Task to carry out
Wherever the string "axis" appears, copy the whole line.

Supplied records
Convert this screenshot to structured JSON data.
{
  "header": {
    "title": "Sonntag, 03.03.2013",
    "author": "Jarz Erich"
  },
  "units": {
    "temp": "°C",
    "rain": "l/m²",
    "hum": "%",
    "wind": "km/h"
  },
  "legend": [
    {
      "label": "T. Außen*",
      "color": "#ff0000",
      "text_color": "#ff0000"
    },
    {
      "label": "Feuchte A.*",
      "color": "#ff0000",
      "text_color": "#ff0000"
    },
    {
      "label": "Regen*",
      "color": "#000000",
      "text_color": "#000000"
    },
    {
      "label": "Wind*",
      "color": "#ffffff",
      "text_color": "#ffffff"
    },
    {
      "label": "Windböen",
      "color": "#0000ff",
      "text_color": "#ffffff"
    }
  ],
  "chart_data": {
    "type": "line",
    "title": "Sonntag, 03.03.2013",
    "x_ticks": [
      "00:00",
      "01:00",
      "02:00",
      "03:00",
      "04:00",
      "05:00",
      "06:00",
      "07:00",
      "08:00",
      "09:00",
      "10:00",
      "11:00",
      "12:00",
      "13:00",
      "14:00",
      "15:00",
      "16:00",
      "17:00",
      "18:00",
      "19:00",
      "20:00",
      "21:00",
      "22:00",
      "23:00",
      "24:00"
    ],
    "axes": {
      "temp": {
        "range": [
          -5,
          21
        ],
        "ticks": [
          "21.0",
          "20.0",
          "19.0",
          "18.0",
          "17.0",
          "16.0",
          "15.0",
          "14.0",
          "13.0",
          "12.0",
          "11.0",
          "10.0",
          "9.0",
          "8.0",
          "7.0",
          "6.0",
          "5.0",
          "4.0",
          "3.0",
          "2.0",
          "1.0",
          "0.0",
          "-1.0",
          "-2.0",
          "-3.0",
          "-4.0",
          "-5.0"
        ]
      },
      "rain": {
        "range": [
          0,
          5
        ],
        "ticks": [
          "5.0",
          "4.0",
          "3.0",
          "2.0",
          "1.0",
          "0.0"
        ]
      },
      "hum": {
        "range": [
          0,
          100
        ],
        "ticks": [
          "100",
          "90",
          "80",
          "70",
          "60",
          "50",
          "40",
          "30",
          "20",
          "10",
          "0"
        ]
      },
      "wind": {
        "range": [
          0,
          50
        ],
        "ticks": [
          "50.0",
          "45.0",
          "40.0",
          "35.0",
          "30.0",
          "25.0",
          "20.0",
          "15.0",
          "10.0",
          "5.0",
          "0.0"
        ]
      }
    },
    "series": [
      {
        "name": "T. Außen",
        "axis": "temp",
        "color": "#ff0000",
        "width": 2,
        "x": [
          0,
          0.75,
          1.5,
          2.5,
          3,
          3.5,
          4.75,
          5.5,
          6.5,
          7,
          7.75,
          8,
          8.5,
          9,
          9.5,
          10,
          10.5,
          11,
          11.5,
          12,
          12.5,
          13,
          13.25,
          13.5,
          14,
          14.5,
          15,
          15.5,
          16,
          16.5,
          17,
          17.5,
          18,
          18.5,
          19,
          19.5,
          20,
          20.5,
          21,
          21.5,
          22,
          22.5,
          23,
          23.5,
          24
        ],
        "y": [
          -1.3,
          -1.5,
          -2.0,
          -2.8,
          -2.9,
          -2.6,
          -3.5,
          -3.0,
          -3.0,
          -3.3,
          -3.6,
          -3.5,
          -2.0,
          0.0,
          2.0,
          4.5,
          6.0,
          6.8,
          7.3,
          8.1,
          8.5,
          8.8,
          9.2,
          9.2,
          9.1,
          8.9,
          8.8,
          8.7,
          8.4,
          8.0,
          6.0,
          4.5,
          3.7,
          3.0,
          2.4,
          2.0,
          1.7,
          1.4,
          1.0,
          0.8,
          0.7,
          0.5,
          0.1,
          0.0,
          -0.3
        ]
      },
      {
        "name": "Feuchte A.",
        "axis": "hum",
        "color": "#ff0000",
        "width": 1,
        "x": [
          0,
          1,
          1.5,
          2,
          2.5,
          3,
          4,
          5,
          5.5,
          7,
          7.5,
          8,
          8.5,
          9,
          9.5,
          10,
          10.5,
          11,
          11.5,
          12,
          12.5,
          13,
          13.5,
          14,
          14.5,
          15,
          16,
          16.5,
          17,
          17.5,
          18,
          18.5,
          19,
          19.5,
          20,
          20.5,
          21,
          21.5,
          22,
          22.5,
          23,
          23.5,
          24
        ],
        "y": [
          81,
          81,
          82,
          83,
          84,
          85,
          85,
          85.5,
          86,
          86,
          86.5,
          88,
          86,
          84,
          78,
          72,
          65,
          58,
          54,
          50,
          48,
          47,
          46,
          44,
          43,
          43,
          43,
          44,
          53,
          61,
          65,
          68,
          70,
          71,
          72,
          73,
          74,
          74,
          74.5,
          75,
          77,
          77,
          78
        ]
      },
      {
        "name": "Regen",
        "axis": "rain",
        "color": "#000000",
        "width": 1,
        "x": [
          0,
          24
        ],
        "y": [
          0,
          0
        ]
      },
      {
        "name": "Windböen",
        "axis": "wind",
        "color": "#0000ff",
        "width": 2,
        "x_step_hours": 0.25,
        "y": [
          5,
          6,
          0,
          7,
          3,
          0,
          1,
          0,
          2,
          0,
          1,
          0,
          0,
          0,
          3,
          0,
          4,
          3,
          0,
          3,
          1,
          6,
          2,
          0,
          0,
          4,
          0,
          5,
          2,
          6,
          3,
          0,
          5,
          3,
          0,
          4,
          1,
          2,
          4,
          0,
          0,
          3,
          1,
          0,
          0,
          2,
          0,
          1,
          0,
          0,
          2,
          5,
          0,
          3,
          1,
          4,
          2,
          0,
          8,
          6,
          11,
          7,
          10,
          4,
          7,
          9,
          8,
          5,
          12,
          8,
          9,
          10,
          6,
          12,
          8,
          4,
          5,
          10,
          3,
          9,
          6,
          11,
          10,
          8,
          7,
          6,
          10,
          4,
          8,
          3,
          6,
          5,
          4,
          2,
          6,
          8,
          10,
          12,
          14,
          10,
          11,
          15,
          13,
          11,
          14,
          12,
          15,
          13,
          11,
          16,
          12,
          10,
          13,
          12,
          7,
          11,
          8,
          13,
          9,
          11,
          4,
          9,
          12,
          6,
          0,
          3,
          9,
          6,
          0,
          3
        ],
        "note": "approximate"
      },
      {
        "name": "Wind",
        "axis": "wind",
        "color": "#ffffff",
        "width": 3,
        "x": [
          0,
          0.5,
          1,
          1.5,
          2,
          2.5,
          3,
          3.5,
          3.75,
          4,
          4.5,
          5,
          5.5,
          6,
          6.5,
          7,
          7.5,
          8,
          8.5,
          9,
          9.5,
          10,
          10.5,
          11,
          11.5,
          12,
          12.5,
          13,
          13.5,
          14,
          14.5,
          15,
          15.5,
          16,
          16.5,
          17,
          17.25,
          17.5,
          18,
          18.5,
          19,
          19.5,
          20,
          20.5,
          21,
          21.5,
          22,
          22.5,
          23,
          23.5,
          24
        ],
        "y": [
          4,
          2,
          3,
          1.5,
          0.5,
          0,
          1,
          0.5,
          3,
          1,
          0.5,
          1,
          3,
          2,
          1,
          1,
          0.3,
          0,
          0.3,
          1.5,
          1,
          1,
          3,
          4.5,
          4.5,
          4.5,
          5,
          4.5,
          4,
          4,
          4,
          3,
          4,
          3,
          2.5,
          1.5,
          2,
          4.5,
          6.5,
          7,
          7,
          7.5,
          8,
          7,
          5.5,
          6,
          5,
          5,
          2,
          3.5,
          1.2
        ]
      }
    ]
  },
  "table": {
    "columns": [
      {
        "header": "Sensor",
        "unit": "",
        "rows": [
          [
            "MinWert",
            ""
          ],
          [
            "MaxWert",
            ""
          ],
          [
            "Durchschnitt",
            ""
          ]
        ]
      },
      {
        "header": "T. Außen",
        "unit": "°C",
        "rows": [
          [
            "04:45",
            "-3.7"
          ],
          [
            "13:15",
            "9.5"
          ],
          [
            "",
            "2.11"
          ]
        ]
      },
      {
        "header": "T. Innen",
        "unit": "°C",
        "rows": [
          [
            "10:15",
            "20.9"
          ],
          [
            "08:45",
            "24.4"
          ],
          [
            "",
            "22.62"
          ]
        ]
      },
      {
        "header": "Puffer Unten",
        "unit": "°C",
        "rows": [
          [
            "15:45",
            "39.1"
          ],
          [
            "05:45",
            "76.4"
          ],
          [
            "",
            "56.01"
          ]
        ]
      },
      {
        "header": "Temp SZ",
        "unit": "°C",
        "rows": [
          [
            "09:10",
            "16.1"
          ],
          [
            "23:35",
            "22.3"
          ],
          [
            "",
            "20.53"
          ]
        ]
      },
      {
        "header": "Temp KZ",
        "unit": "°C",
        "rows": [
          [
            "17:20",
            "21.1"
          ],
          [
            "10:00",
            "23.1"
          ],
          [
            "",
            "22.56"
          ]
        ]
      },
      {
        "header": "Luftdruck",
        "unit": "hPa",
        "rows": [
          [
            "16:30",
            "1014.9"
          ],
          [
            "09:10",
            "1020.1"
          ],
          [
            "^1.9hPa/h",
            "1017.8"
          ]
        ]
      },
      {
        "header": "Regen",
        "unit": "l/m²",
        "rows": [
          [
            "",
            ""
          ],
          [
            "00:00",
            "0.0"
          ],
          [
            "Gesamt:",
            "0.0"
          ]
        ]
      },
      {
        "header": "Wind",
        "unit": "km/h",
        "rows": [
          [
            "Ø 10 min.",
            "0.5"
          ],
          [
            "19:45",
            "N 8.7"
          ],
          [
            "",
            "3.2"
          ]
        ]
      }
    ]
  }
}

Problem solution
        "axis": "temp",
        "axis": "hum",
        "axis": "rain",
        "axis": "wind",
        "axis": "wind",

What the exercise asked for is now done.